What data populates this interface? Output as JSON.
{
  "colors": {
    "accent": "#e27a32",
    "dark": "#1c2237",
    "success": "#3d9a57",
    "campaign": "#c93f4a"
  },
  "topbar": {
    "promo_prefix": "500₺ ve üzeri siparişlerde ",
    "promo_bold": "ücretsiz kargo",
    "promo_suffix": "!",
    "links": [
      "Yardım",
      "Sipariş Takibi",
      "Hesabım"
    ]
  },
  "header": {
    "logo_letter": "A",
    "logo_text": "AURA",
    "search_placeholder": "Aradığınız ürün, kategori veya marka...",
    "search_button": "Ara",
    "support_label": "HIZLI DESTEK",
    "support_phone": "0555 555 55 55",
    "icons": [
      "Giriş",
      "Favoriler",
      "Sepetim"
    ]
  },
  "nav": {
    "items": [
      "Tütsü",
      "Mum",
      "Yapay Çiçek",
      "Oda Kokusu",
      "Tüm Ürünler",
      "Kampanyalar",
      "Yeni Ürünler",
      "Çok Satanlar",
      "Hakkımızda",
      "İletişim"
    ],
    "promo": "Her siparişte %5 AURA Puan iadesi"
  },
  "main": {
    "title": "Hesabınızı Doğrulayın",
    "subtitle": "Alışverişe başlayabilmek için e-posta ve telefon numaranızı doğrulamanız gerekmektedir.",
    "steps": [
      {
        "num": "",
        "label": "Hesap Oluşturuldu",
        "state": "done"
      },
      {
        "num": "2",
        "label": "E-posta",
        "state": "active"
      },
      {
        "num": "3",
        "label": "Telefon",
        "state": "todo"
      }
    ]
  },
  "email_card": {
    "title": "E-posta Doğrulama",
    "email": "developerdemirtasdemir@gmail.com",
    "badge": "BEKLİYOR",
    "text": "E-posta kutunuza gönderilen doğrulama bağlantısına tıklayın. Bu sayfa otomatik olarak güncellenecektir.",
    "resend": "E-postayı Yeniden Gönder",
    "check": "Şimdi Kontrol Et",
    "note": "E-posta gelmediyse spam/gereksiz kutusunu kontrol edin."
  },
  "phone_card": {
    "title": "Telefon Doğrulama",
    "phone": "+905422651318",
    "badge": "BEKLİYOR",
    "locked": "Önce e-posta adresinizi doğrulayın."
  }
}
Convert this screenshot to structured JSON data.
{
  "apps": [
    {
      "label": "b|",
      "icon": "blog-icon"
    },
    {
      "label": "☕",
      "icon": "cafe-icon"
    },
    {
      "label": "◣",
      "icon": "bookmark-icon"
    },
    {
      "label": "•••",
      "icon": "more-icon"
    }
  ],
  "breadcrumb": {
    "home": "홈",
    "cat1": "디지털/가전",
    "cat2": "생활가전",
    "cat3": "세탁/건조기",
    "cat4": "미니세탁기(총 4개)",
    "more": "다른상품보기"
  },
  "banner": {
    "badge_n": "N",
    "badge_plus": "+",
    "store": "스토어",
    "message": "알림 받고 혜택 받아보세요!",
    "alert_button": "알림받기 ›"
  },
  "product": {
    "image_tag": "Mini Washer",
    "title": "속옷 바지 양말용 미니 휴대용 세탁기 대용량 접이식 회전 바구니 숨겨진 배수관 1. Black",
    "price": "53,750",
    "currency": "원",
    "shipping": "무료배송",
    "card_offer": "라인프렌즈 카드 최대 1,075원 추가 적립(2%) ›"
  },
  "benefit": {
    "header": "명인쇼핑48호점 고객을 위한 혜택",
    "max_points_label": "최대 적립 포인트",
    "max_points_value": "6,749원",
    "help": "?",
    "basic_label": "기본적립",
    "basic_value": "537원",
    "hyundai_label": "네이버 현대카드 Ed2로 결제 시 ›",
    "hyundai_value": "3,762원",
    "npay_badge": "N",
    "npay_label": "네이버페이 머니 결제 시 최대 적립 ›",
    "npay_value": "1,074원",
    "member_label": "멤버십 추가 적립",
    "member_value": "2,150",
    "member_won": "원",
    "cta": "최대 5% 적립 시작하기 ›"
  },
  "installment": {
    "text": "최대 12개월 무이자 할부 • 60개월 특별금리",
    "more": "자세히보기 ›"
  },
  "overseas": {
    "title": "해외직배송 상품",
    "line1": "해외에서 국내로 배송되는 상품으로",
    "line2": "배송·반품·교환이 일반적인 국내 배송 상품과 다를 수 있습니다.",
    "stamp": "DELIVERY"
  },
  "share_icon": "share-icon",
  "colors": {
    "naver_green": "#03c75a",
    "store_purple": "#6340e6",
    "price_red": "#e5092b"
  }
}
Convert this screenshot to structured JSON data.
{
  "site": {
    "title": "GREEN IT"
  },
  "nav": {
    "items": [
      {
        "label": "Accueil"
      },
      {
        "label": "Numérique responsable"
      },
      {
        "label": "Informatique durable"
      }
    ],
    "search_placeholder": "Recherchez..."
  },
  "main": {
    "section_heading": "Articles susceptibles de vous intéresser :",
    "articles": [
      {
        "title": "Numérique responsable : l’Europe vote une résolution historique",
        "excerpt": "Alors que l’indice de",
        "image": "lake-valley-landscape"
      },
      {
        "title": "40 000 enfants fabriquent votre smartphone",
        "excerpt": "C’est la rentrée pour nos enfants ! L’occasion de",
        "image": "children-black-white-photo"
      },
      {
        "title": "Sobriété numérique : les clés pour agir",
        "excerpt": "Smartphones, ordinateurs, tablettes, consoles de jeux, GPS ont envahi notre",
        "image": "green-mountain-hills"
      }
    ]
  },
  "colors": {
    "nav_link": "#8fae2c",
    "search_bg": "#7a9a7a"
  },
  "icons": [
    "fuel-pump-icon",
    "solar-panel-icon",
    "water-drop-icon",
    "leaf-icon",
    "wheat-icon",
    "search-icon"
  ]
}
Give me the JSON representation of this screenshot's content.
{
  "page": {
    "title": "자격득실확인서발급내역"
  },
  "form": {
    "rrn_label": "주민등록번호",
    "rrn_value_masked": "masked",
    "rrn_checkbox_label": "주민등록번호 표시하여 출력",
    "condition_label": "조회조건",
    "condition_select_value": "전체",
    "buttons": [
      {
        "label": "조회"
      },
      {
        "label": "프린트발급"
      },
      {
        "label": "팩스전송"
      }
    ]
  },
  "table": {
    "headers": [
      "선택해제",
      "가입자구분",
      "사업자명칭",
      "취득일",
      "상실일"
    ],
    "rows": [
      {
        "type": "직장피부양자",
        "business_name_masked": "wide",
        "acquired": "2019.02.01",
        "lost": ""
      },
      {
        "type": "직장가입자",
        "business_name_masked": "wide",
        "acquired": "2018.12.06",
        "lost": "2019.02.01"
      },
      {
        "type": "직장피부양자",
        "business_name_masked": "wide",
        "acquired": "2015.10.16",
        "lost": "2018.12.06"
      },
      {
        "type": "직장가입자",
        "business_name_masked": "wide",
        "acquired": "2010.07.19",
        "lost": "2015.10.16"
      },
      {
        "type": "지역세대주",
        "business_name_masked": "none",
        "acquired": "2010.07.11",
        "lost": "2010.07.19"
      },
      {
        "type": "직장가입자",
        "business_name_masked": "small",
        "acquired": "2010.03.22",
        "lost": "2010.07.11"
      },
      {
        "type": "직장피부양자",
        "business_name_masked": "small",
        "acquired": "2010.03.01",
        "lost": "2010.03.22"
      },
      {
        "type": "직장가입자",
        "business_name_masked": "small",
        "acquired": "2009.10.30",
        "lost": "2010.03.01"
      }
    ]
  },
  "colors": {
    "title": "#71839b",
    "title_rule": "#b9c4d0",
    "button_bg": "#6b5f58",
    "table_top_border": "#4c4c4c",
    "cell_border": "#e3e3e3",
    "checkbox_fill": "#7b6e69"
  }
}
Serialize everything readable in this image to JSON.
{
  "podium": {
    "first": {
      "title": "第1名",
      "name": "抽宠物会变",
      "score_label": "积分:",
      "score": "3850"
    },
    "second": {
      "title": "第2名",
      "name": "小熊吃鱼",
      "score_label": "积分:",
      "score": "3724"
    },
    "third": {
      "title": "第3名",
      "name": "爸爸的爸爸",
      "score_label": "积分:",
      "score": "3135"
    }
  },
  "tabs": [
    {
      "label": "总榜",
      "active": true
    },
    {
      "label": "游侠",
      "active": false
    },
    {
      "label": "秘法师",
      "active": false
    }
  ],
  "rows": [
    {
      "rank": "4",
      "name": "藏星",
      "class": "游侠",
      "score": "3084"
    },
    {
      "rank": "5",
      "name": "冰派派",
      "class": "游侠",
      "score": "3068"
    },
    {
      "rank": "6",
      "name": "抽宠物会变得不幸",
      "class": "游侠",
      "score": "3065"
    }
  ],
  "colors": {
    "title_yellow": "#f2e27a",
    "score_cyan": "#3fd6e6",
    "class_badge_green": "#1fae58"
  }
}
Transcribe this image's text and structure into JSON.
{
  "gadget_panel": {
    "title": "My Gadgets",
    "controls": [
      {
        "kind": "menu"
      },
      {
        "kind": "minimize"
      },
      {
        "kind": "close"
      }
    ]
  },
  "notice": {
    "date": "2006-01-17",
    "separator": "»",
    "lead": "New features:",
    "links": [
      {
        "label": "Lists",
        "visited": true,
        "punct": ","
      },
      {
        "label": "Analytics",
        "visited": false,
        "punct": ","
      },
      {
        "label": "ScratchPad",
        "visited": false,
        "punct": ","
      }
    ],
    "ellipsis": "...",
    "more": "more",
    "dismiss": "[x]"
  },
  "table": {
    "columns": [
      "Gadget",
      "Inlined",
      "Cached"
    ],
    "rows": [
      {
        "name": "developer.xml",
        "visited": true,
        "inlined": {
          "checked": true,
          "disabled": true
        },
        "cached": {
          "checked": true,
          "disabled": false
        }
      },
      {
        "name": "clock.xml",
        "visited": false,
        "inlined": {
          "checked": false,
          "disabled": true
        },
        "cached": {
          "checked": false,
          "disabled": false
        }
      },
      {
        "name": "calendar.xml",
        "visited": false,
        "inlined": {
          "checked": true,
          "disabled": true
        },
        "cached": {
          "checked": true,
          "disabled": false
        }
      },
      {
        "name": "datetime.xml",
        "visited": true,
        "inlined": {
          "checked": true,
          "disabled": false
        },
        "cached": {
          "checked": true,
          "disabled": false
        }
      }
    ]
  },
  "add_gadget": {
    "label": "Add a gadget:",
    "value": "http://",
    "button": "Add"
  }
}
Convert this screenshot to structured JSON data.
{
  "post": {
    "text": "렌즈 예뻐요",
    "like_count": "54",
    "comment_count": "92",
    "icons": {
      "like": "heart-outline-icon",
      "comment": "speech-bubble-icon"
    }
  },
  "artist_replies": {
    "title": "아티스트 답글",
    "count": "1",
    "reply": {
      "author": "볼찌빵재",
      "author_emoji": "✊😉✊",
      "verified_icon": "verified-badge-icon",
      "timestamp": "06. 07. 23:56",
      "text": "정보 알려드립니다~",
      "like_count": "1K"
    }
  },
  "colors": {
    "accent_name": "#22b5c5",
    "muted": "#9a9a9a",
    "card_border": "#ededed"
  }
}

□ □ □ □ □ □ □

■ **Work required**:
Where a line of the entries contains the word "excerpt", copy that line.

■ **Response**:
        "excerpt": "Alors que l’indice de",
        "excerpt": "C’est la rentrée pour nos enfants ! L’occasion de",
        "excerpt": "Smartphones, ordinateurs, tablettes, consoles de jeux, GPS ont envahi notre",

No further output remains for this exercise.